→ What to do:
Go through the entries and say how many lines contain the string "this". The number is the whole answer.

[Entries with figure data]

-=-=-

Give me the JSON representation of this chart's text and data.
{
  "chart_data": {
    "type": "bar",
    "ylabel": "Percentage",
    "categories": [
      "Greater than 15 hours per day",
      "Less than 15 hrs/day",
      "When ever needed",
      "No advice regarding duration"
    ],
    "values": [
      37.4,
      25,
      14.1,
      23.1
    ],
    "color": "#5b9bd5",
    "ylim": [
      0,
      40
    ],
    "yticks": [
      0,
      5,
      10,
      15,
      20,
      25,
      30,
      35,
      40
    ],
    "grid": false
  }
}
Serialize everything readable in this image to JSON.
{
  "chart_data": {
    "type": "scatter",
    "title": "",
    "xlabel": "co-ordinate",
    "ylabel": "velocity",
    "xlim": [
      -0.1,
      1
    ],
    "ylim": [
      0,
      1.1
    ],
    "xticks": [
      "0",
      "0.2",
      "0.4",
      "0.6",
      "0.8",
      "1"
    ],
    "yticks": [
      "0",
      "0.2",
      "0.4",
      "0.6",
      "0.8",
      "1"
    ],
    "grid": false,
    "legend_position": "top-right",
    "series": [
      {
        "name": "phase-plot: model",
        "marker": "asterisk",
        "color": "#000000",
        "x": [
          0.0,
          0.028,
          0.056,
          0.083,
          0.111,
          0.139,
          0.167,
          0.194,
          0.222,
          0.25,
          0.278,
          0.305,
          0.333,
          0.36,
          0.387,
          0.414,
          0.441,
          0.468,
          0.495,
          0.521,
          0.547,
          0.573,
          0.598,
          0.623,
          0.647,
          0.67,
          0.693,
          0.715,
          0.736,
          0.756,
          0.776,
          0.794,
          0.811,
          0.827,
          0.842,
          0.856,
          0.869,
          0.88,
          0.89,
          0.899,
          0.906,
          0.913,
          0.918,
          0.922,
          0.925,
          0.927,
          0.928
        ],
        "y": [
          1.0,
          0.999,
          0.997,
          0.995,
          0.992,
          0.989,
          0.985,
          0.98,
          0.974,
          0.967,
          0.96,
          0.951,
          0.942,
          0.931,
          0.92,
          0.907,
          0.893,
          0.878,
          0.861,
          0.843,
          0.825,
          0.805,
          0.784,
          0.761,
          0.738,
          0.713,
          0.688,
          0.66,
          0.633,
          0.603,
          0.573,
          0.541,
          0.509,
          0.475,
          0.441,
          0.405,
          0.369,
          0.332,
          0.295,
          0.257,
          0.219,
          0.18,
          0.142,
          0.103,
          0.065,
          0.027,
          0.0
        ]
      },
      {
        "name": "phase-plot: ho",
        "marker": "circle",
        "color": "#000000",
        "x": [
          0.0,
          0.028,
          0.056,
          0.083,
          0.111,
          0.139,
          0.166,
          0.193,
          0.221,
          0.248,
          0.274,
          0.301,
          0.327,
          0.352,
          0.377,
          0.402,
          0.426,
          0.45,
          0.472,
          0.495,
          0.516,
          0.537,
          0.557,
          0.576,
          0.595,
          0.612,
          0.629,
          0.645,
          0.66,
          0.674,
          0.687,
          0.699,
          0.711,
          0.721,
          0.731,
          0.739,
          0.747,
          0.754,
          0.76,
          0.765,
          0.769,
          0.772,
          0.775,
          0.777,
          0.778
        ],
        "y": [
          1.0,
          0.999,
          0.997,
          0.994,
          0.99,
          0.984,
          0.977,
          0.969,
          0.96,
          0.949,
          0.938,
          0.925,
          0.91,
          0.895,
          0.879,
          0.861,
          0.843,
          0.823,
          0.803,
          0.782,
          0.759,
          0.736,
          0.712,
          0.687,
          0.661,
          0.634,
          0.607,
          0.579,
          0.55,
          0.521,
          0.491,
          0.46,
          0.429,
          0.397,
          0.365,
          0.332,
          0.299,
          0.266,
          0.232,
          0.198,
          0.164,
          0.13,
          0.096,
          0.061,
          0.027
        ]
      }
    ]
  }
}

-=-=-

→ Worked answer:
2